> EXERCISE MATERIAL:
-- start --

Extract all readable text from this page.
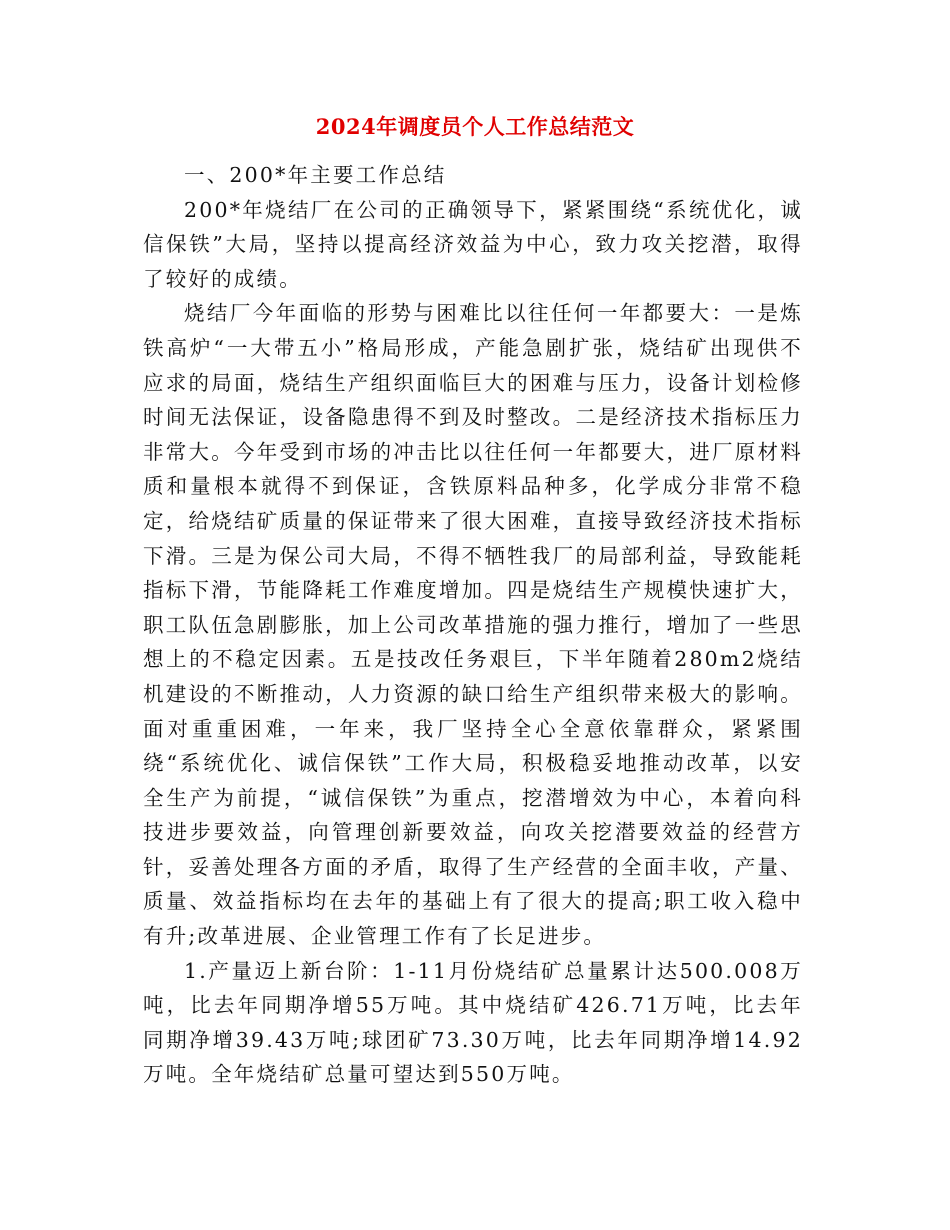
2024年调度员个人工作总结范文

一、200*年主要工作总结

200*年烧结厂在公司的正确领导下，紧紧围绕“系统优化，诚信保铁”大局，坚持以提高经济效益为中心，致力攻关挖潜，取得了较好的成绩。

烧结厂今年面临的形势与困难比以往任何一年都要大：一是炼铁高炉“一大带五小”格局形成，产能急剧扩张，烧结矿出现供不应求的局面，烧结生产组织面临巨大的困难与压力，设备计划检修时间无法保证，设备隐患得不到及时整改。二是经济技术指标压力非常大。今年受到市场的冲击比以往任何一年都要大，进厂原材料质和量根本就得不到保证，含铁原料品种多，化学成分非常不稳定，给烧结矿质量的保证带来了很大困难，直接导致经济技术指标下滑。三是为保公司大局，不得不牺牲我厂的局部利益，导致能耗指标下滑，节能降耗工作难度增加。四是烧结生产规模快速扩大，职工队伍急剧膨胀，加上公司改革措施的强力推行，增加了一些思想上的不稳定因素。五是技改任务艰巨，下半年随着280m2烧结机建设的不断推动，人力资源的缺口给生产组织带来极大的影响。面对重重困难，一年来，我厂坚持全心全意依靠群众，紧紧围绕“系统优化、诚信保铁”工作大局，积极稳妥地推动改革，以安全生产为前提，“诚信保铁”为重点，挖潜增效为中心，本着向科技进步要效益，向管理创新要效益，向攻关挖潜要效益的经营方针，妥善处理各方面的矛盾，取得了生产经营的全面丰收，产量、质量、效益指标均在去年的基础上有了很大的提高;职工收入稳中有升;改革进展、企业管理工作有了长足进步。

1.产量迈上新台阶：1-11月份烧结矿总量累计达500.008万吨，比去年同期净增55万吨。其中烧结矿426.71万吨，比去年同期净增39.43万吨;球团矿73.30万吨，比去年同期净增14.92万吨。全年烧结矿总量可望达到550万吨。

-- end --

> TASK BRIEF:
Take every line from the data above that holds "系统优化" and copy it out.

> CORRECT RESPONSE:
200*年烧结厂在公司的正确领导下，紧紧围绕“系统优化，诚信保铁”大局，坚持以提高经济效益为中心，致力攻关挖潜，取得了较好的成绩。
烧结厂今年面临的形势与困难比以往任何一年都要大：一是炼铁高炉“一大带五小”格局形成，产能急剧扩张，烧结矿出现供不应求的局面，烧结生产组织面临巨大的困难与压力，设备计划检修时间无法保证，设备隐患得不到及时整改。二是经济技术指标压力非常大。今年受到市场的冲击比以往任何一年都要大，进厂原材料质和量根本就得不到保证，含铁原料品种多，化学成分非常不稳定，给烧结矿质量的保证带来了很大困难，直接导致经济技术指标下滑。三是为保公司大局，不得不牺牲我厂的局部利益，导致能耗指标下滑，节能降耗工作难度增加。四是烧结生产规模快速扩大，职工队伍急剧膨胀，加上公司改革措施的强力推行，增加了一些思想上的不稳定因素。五是技改任务艰巨，下半年随着280m2烧结机建设的不断推动，人力资源的缺口给生产组织带来极大的影响。面对重重困难，一年来，我厂坚持全心全意依靠群众，紧紧围绕“系统优化、诚信保铁”工作大局，积极稳妥地推动改革，以安全生产为前提，“诚信保铁”为重点，挖潜增效为中心，本着向科技进步要效益，向管理创新要效益，向攻关挖潜要效益的经营方针，妥善处理各方面的矛盾，取得了生产经营的全面丰收，产量、质量、效益指标均在去年的基础上有了很大的提高;职工收入稳中有升;改革进展、企业管理工作有了长足进步。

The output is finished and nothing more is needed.